--- Begin ---

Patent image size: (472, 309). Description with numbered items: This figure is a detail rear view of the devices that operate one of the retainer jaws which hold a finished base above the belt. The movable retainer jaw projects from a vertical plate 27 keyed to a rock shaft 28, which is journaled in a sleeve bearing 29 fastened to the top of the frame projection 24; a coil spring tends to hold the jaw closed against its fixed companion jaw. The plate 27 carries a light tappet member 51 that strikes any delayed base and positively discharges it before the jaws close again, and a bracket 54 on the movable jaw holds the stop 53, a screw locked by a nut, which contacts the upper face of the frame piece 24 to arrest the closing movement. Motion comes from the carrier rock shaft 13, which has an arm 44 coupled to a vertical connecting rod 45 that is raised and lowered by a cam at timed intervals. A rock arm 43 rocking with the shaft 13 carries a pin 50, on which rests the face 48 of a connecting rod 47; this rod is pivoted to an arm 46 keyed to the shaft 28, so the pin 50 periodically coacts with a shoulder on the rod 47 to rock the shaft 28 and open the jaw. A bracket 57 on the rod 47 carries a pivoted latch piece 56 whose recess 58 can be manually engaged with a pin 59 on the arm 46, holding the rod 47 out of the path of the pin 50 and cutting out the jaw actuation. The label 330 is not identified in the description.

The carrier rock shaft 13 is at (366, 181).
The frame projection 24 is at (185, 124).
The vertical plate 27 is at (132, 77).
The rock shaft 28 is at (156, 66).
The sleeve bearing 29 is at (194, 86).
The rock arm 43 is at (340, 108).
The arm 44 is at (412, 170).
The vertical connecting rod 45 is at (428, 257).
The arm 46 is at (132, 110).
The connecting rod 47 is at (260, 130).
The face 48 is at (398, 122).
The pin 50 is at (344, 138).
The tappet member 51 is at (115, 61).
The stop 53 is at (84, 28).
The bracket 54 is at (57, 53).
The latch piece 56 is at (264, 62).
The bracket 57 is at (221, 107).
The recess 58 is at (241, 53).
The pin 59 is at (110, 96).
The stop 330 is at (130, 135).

--- End ---

PROBLEM STATEMENT - Could you rewrite all of the records above so that "rear view" becomes "back view", with nothing else changed?

THE RESULT -
Patent image size: (472, 309). Description with numbered items: This figure is a detail back view of the devices that operate one of the retainer jaws which hold a finished base above the belt. The movable retainer jaw projects from a vertical plate 27 keyed to a rock shaft 28, which is journaled in a sleeve bearing 29 fastened to the top of the frame projection 24; a coil spring tends to hold the jaw closed against its fixed companion jaw. The plate 27 carries a light tappet member 51 that strikes any delayed base and positively discharges it before the jaws close again, and a bracket 54 on the movable jaw holds the stop 53, a screw locked by a nut, which contacts the upper face of the frame piece 24 to arrest the closing movement. Motion comes from the carrier rock shaft 13, which has an arm 44 coupled to a vertical connecting rod 45 that is raised and lowered by a cam at timed intervals. A rock arm 43 rocking with the shaft 13 carries a pin 50, on which rests the face 48 of a connecting rod 47; this rod is pivoted to an arm 46 keyed to the shaft 28, so the pin 50 periodically coacts with a shoulder on the rod 47 to rock the shaft 28 and open the jaw. A bracket 57 on the rod 47 carries a pivoted latch piece 56 whose recess 58 can be manually engaged with a pin 59 on the arm 46, holding the rod 47 out of the path of the pin 50 and cutting out the jaw actuation. The label 330 is not identified in the description.

The carrier rock shaft 13 is at (366, 181).
The frame projection 24 is at (185, 124).
The vertical plate 27 is at (132, 77).
The rock shaft 28 is at (156, 66).
The sleeve bearing 29 is at (194, 86).
The rock arm 43 is at (340, 108).
The arm 44 is at (412, 170).
The vertical connecting rod 45 is at (428, 257).
The arm 46 is at (132, 110).
The connecting rod 47 is at (260, 130).
The face 48 is at (398, 122).
The pin 50 is at (344, 138).
The tappet member 51 is at (115, 61).
The stop 53 is at (84, 28).
The bracket 54 is at (57, 53).
The latch piece 56 is at (264, 62).
The bracket 57 is at (221, 107).
The recess 58 is at (241, 53).
The pin 59 is at (110, 96).
The stop 330 is at (130, 135).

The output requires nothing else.